Extract every line below that contains the word "представления".

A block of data
══════

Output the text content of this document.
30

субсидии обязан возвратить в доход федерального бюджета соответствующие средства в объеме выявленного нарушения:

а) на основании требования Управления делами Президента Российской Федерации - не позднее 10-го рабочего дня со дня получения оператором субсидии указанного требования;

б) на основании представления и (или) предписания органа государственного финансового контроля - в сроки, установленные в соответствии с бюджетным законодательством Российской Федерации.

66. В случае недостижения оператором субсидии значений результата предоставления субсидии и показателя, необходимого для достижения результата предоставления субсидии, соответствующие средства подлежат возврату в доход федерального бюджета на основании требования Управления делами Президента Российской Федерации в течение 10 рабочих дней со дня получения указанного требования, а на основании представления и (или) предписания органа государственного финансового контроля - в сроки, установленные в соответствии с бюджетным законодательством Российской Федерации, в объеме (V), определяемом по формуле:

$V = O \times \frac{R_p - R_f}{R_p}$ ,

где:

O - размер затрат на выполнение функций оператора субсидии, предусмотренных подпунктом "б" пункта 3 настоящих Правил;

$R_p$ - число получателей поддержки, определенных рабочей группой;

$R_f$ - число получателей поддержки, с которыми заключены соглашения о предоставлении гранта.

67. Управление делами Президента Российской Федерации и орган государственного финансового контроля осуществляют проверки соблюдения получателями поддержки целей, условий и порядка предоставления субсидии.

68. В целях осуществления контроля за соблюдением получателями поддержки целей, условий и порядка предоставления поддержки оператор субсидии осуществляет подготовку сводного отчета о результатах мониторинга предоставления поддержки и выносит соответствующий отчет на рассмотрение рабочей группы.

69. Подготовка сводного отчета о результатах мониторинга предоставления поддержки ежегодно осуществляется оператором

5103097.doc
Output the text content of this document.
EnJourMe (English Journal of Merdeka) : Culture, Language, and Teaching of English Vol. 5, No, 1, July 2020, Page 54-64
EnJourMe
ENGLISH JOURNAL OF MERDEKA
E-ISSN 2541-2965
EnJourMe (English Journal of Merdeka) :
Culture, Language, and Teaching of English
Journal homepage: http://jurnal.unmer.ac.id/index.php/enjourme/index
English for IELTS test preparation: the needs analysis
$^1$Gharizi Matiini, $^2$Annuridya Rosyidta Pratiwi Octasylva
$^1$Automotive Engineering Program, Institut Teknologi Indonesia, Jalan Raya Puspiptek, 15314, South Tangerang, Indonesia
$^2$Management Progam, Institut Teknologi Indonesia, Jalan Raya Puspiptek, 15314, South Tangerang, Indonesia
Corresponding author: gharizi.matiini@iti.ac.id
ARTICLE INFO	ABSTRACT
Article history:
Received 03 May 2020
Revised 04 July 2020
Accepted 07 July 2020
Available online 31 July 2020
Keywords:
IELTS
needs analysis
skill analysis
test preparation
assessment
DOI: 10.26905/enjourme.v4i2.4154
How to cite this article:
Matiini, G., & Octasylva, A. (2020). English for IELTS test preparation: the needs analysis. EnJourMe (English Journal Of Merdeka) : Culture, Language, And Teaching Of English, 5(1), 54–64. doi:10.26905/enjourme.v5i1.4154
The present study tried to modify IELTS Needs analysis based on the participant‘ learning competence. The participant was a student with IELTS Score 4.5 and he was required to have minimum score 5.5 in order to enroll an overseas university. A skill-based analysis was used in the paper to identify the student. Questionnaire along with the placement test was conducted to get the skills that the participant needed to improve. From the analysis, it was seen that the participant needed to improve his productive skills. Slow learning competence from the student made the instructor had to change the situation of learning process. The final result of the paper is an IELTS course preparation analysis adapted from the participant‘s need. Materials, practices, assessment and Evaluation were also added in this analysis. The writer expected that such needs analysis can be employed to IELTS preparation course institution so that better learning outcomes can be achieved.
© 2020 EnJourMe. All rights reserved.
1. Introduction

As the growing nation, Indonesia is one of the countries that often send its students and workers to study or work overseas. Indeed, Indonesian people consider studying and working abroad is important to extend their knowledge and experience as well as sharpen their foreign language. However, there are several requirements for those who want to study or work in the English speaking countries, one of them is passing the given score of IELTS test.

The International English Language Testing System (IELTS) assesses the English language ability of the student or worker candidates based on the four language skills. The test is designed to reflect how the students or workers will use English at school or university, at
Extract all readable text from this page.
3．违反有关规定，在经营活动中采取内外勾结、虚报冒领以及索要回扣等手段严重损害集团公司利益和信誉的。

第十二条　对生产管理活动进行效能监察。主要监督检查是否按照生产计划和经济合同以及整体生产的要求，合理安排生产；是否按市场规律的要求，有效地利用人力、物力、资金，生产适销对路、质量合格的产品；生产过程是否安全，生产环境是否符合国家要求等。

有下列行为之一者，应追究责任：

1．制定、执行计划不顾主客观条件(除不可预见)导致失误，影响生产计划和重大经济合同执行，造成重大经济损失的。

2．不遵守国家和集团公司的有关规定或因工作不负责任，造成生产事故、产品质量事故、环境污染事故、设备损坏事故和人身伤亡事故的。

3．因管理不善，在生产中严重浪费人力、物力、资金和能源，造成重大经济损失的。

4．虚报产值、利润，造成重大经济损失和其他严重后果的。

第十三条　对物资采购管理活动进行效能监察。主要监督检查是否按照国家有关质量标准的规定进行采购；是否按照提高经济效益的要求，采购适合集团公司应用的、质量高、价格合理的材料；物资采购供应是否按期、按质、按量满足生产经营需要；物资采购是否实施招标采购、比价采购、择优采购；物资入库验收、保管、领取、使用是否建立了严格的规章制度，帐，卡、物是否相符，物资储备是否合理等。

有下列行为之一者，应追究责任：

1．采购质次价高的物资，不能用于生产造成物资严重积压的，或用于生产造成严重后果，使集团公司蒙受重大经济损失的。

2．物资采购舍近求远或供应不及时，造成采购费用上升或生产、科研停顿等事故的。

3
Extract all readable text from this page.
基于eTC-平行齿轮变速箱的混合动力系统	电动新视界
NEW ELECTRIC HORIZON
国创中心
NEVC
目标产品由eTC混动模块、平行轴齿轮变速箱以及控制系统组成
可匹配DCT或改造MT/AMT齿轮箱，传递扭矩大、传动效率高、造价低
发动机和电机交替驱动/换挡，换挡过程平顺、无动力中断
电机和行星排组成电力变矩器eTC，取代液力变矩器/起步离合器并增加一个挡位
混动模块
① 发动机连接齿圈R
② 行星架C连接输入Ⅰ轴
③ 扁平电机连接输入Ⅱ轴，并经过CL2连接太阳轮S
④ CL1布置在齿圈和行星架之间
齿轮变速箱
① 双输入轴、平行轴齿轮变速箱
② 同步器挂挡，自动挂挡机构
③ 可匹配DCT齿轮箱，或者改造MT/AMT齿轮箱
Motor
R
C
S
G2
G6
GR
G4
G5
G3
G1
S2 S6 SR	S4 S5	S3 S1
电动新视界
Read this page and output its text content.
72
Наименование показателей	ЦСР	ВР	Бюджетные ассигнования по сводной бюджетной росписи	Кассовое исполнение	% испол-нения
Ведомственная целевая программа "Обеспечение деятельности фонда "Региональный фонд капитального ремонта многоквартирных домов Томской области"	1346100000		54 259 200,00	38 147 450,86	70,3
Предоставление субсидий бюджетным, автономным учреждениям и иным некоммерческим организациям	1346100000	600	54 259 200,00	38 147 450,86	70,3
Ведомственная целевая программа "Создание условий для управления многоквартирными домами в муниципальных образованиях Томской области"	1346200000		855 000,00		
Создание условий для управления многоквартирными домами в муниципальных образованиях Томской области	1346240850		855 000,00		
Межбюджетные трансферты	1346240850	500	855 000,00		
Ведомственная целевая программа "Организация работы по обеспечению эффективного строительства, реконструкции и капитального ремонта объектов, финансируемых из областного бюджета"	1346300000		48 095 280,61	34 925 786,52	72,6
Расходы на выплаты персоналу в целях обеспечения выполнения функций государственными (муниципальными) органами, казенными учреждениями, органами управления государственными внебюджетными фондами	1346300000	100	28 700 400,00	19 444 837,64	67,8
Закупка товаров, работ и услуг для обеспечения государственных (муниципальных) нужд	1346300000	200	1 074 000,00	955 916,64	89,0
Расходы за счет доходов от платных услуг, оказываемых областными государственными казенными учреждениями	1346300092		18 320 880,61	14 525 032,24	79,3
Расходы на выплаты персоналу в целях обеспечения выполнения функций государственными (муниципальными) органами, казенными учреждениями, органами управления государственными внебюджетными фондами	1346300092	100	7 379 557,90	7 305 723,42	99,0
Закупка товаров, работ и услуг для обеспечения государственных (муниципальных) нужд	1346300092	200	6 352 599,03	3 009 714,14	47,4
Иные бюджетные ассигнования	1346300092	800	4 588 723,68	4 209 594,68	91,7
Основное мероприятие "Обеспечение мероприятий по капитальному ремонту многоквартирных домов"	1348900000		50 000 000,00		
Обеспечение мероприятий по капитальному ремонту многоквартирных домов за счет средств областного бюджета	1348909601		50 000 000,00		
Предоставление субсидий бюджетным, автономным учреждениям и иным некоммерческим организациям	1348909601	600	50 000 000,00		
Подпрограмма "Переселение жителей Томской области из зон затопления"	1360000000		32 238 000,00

══════

* **RESULT OF THIS TASK**:
б) на основании представления и (или) предписания органа государственного финансового контроля - в сроки, установленные в соответствии с бюджетным законодательством Российской Федерации.
66. В случае недостижения оператором субсидии значений результата предоставления субсидии и показателя, необходимого для достижения результата предоставления субсидии, соответствующие средства подлежат возврату в доход федерального бюджета на основании требования Управления делами Президента Российской Федерации в течение 10 рабочих дней со дня получения указанного требования, а на основании представления и (или) предписания органа государственного финансового контроля - в сроки, установленные в соответствии с бюджетным законодательством Российской Федерации, в объеме (V), определяемом по формуле:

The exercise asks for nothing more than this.